▶ _Problem statement_
Give a count of the lines below that have the string "Harm" in them, with no other words.

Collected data
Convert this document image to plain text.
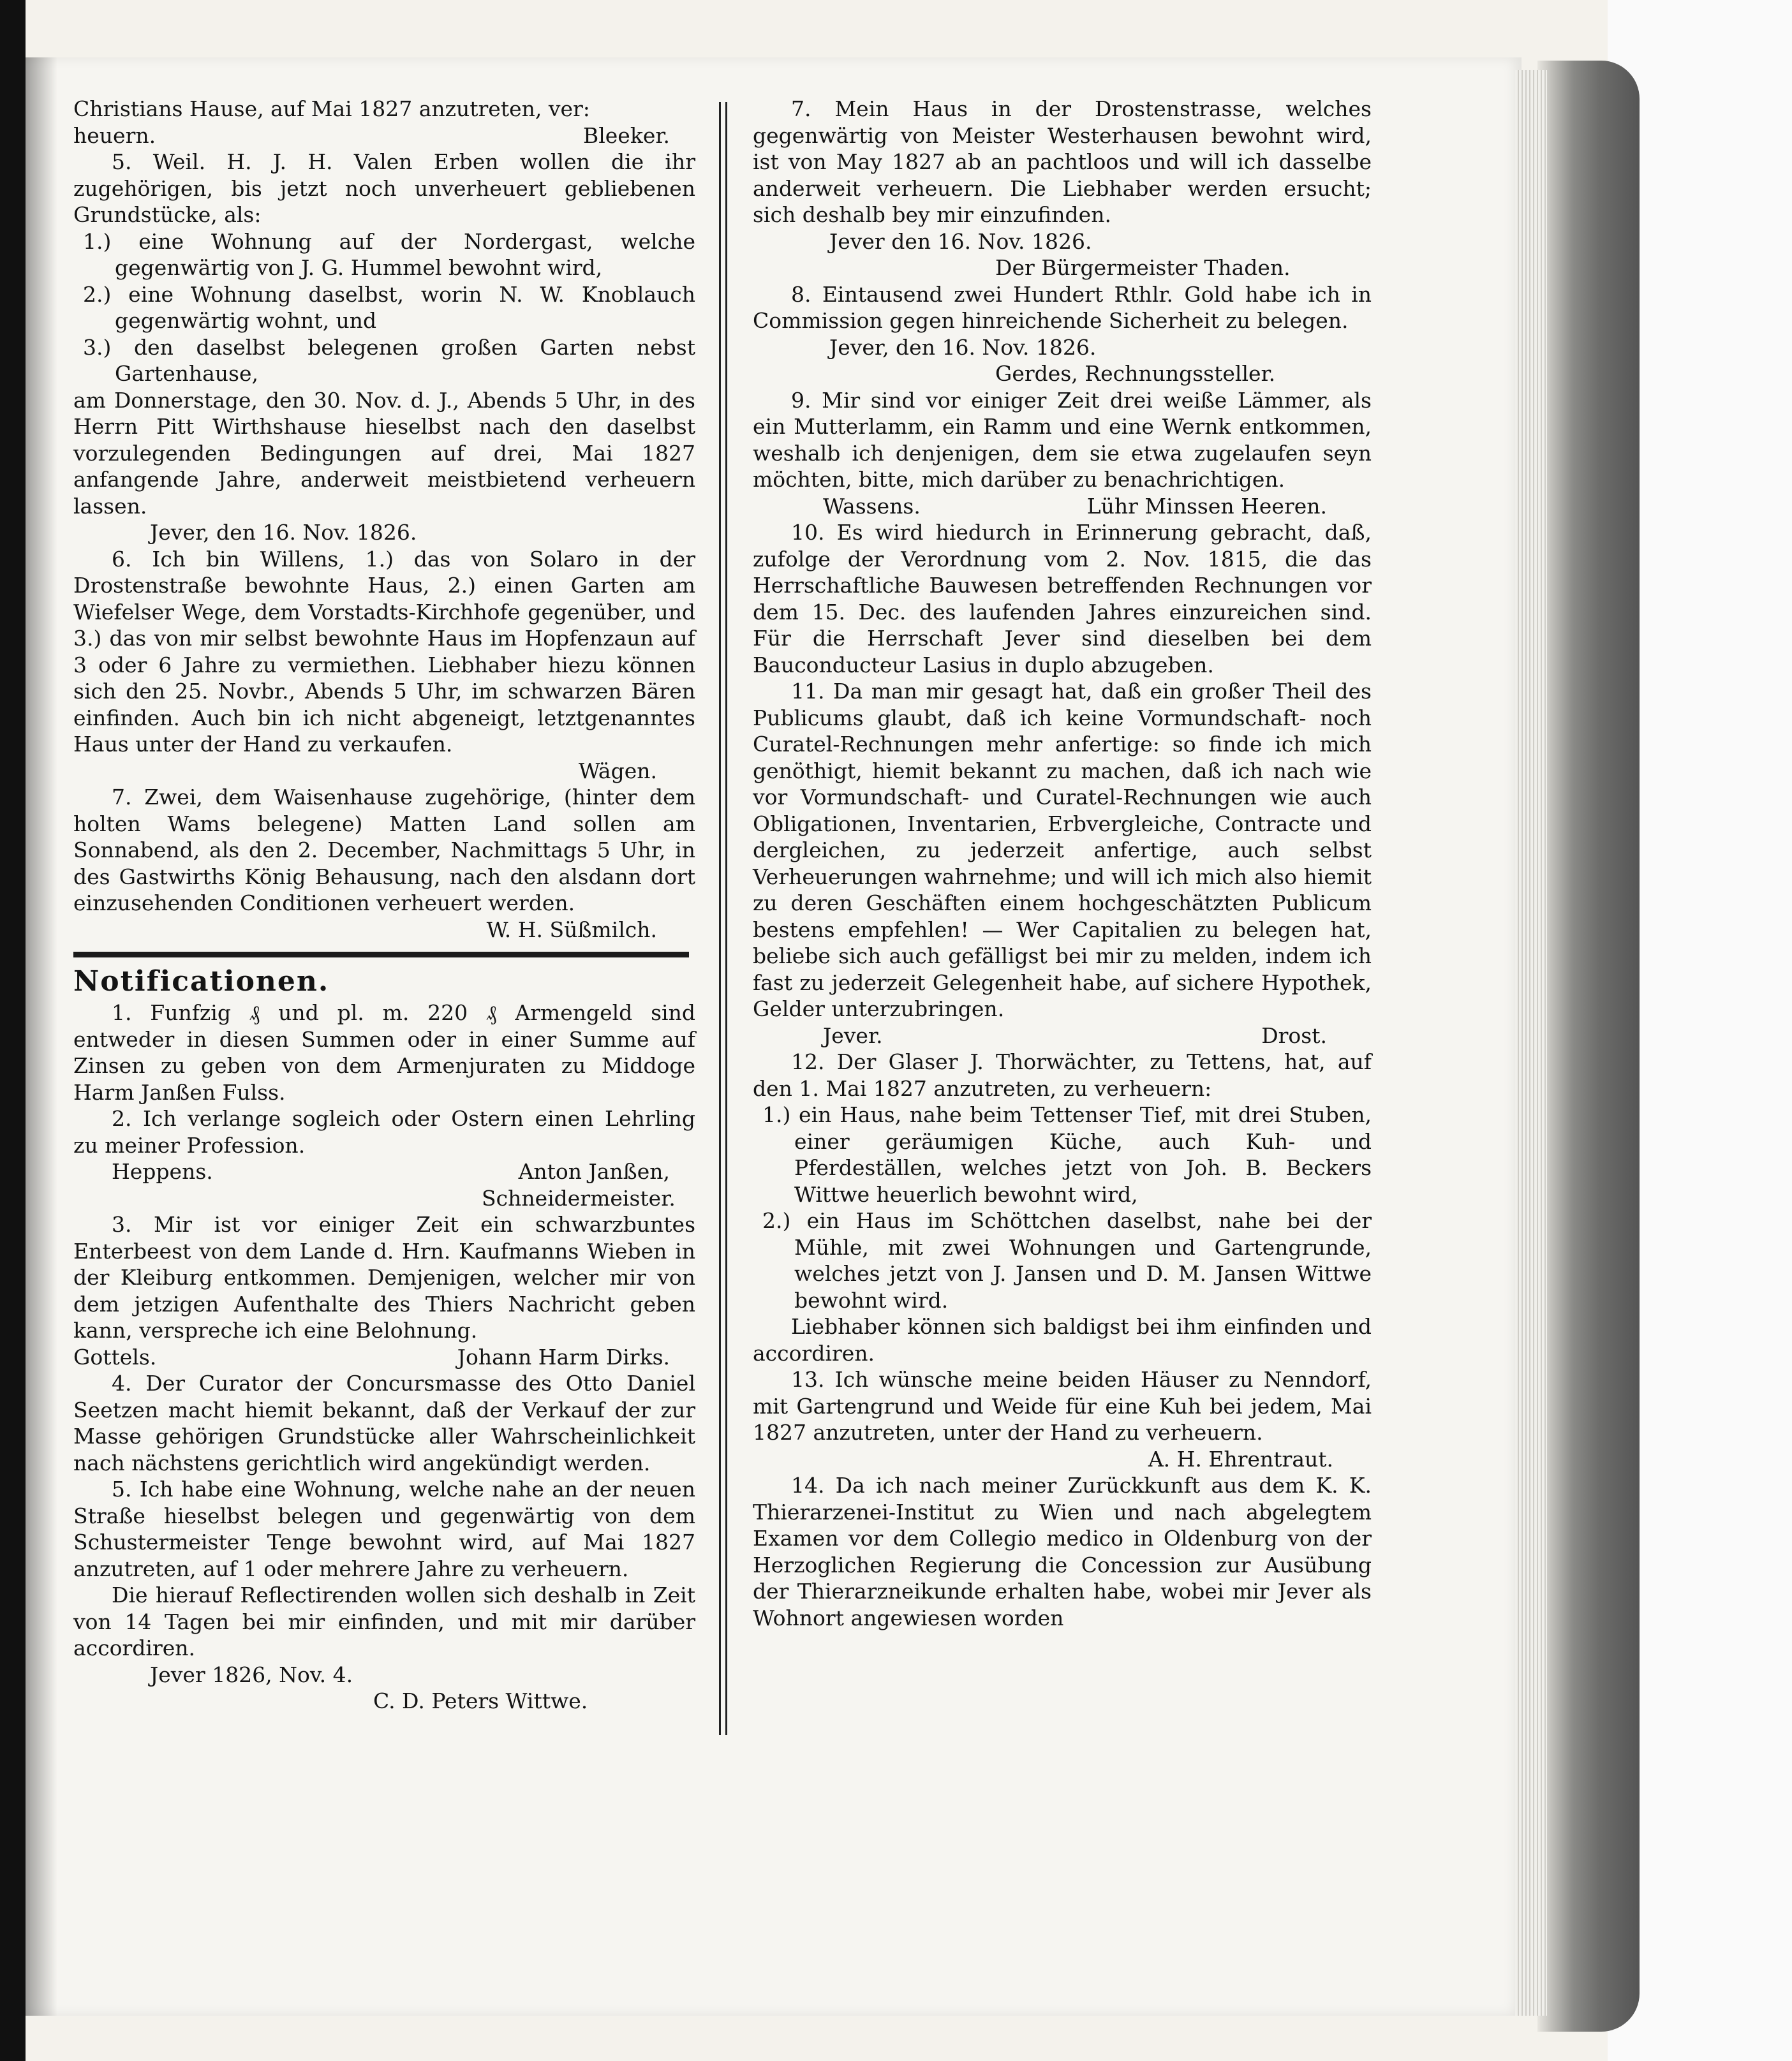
Christians Hause, auf Mai 1827 anzutreten, ver:

heuern.	Bleeker.

5. Weil. H. J. H. Valen Erben wollen die ihr zugehörigen, bis jetzt noch unverheuert gebliebenen Grundstücke, als:

1.) eine Wohnung auf der Nordergast, welche gegenwärtig von J. G. Hummel bewohnt wird,

2.) eine Wohnung daselbst, worin N. W. Knoblauch gegenwärtig wohnt, und

3.) den daselbst belegenen großen Garten nebst Gartenhause,

am Donnerstage, den 30. Nov. d. J., Abends 5 Uhr, in des Herrn Pitt Wirthshause hieselbst nach den daselbst vorzulegenden Bedingungen auf drei, Mai 1827 anfangende Jahre, anderweit meistbietend verheuern lassen.

Jever, den 16. Nov. 1826.

6. Ich bin Willens, 1.) das von Solaro in der Drostenstraße bewohnte Haus, 2.) einen Garten am Wiefelser Wege, dem Vorstadts-Kirchhofe gegenüber, und 3.) das von mir selbst bewohnte Haus im Hopfenzaun auf 3 oder 6 Jahre zu vermiethen. Liebhaber hiezu können sich den 25. Novbr., Abends 5 Uhr, im schwarzen Bären einfinden. Auch bin ich nicht abgeneigt, letztgenanntes Haus unter der Hand zu verkaufen.

Wägen.

7. Zwei, dem Waisenhause zugehörige, (hinter dem holten Wams belegene) Matten Land sollen am Sonnabend, als den 2. December, Nachmittags 5 Uhr, in des Gastwirths König Behausung, nach den alsdann dort einzusehenden Conditionen verheuert werden.

W. H. Süßmilch.

Notificationen.

1. Funfzig ₰ und pl. m. 220 ₰ Armengeld sind entweder in diesen Summen oder in einer Summe auf Zinsen zu geben von dem Armenjuraten zu Middoge Harm Janßen Fulss.

2. Ich verlange sogleich oder Ostern einen Lehrling zu meiner Profession.

Heppens.	Anton Janßen,

Schneidermeister.

3. Mir ist vor einiger Zeit ein schwarzbuntes Enterbeest von dem Lande d. Hrn. Kaufmanns Wieben in der Kleiburg entkommen. Demjenigen, welcher mir von dem jetzigen Aufenthalte des Thiers Nachricht geben kann, verspreche ich eine Belohnung.

Gottels.	Johann Harm Dirks.

4. Der Curator der Concursmasse des Otto Daniel Seetzen macht hiemit bekannt, daß der Verkauf der zur Masse gehörigen Grundstücke aller Wahrscheinlichkeit nach nächstens gerichtlich wird angekündigt werden.

5. Ich habe eine Wohnung, welche nahe an der neuen Straße hieselbst belegen und gegenwärtig von dem Schustermeister Tenge bewohnt wird, auf Mai 1827 anzutreten, auf 1 oder mehrere Jahre zu verheuern.

Die hierauf Reflectirenden wollen sich deshalb in Zeit von 14 Tagen bei mir einfinden, und mit mir darüber accordiren.

Jever 1826, Nov. 4.

C. D. Peters Wittwe.

7. Mein Haus in der Drostenstrasse, welches gegenwärtig von Meister Westerhausen bewohnt wird, ist von May 1827 ab an pachtloos und will ich dasselbe anderweit verheuern. Die Liebhaber werden ersucht; sich deshalb bey mir einzufinden.

Jever den 16. Nov. 1826.

Der Bürgermeister Thaden.

8. Eintausend zwei Hundert Rthlr. Gold habe ich in Commission gegen hinreichende Sicherheit zu belegen.

Jever, den 16. Nov. 1826.

Gerdes, Rechnungssteller.

9. Mir sind vor einiger Zeit drei weiße Lämmer, als ein Mutterlamm, ein Ramm und eine Wernk entkommen, weshalb ich denjenigen, dem sie etwa zugelaufen seyn möchten, bitte, mich darüber zu benachrichtigen.

Wassens.	Lühr Minssen Heeren.

10. Es wird hiedurch in Erinnerung gebracht, daß, zufolge der Verordnung vom 2. Nov. 1815, die das Herrschaftliche Bauwesen betreffenden Rechnungen vor dem 15. Dec. des laufenden Jahres einzureichen sind. Für die Herrschaft Jever sind dieselben bei dem Bauconducteur Lasius in duplo abzugeben.

11. Da man mir gesagt hat, daß ein großer Theil des Publicums glaubt, daß ich keine Vormundschaft- noch Curatel-Rechnungen mehr anfertige: so finde ich mich genöthigt, hiemit bekannt zu machen, daß ich nach wie vor Vormundschaft- und Curatel-Rechnungen wie auch Obligationen, Inventarien, Erbvergleiche, Contracte und dergleichen, zu jederzeit anfertige, auch selbst Verheuerungen wahrnehme; und will ich mich also hiemit zu deren Geschäften einem hochgeschätzten Publicum bestens empfehlen! — Wer Capitalien zu belegen hat, beliebe sich auch gefälligst bei mir zu melden, indem ich fast zu jederzeit Gelegenheit habe, auf sichere Hypothek, Gelder unterzubringen.

Jever.	Drost.

12. Der Glaser J. Thorwächter, zu Tettens, hat, auf den 1. Mai 1827 anzutreten, zu verheuern:

1.) ein Haus, nahe beim Tettenser Tief, mit drei Stuben, einer geräumigen Küche, auch Kuh- und Pferdeställen, welches jetzt von Joh. B. Beckers Wittwe heuerlich bewohnt wird,

2.) ein Haus im Schöttchen daselbst, nahe bei der Mühle, mit zwei Wohnungen und Gartengrunde, welches jetzt von J. Jansen und D. M. Jansen Wittwe bewohnt wird.

Liebhaber können sich baldigst bei ihm einfinden und accordiren.

13. Ich wünsche meine beiden Häuser zu Nenndorf, mit Gartengrund und Weide für eine Kuh bei jedem, Mai 1827 anzutreten, unter der Hand zu verheuern.

A. H. Ehrentraut.

14. Da ich nach meiner Zurückkunft aus dem K. K. Thierarzenei-Institut zu Wien und nach abgelegtem Examen vor dem Collegio medico in Oldenburg von der Herzoglichen Regierung die Concession zur Ausübung der Thierarzneikunde erhalten habe, wobei mir Jever als Wohnort angewiesen worden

▶ _Solution to the problem_
2